**RECORDS SHOWN:**
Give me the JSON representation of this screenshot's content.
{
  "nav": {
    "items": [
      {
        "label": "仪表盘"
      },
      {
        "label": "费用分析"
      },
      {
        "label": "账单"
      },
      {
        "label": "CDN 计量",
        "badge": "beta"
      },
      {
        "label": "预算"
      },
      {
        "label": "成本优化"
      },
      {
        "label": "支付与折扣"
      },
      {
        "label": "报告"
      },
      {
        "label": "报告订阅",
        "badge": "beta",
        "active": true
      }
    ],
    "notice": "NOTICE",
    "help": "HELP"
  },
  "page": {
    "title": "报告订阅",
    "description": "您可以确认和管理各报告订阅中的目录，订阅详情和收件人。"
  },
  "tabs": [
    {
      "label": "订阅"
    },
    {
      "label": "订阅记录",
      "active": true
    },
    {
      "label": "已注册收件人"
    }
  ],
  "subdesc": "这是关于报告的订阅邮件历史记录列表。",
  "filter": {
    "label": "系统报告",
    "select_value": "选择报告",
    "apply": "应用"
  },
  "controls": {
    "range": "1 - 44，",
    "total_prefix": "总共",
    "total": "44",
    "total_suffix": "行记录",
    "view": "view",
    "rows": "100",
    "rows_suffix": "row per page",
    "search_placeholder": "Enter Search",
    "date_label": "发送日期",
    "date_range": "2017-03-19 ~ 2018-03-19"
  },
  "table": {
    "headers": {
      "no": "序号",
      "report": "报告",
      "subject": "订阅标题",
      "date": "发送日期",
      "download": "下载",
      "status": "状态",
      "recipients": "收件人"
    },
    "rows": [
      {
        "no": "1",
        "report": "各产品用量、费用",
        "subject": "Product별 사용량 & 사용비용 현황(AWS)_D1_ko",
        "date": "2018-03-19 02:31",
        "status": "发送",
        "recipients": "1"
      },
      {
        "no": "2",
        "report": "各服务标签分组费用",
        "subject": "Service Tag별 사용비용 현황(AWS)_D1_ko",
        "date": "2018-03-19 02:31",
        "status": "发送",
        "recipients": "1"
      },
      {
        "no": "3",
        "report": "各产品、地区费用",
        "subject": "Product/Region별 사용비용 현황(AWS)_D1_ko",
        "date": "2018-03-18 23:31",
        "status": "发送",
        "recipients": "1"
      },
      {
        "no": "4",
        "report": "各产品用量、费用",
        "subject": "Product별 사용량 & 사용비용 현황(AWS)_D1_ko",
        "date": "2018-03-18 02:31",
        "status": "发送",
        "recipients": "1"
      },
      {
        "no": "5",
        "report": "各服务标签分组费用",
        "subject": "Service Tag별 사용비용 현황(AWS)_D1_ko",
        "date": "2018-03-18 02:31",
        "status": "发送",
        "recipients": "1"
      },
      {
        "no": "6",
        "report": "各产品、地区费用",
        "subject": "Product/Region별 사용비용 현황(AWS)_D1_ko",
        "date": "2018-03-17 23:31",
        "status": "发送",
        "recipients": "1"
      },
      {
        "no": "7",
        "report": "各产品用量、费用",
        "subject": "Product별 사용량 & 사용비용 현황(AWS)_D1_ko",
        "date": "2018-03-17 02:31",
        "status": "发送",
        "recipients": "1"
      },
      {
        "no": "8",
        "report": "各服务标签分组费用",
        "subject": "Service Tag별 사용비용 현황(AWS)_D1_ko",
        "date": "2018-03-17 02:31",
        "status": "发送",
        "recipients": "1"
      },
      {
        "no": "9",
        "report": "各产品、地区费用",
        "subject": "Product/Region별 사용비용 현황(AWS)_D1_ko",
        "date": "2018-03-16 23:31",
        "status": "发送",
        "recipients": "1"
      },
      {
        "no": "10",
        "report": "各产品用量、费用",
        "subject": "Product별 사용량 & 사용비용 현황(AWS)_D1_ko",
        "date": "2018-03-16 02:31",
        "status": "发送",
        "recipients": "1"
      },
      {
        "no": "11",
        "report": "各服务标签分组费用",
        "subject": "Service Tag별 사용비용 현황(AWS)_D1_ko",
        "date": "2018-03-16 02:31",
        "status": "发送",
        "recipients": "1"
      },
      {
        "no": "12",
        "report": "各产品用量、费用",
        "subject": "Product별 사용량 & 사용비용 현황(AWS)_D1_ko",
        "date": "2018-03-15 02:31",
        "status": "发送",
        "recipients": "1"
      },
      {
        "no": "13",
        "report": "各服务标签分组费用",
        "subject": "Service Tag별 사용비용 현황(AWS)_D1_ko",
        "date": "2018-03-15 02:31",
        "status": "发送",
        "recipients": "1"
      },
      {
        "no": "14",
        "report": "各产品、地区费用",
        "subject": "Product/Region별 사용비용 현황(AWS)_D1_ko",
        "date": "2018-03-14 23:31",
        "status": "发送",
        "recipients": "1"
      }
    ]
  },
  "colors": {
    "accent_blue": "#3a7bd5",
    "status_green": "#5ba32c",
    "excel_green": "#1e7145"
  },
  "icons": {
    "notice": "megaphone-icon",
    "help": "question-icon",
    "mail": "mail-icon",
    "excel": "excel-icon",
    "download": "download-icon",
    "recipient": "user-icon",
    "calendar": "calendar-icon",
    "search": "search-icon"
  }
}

**WHAT THIS TASK INVOLVES:**
Copy, from the material above, each line in which the string "download" occurs.

**TASK SOLUTION:**
      "download": "下载",
    "download": "download-icon",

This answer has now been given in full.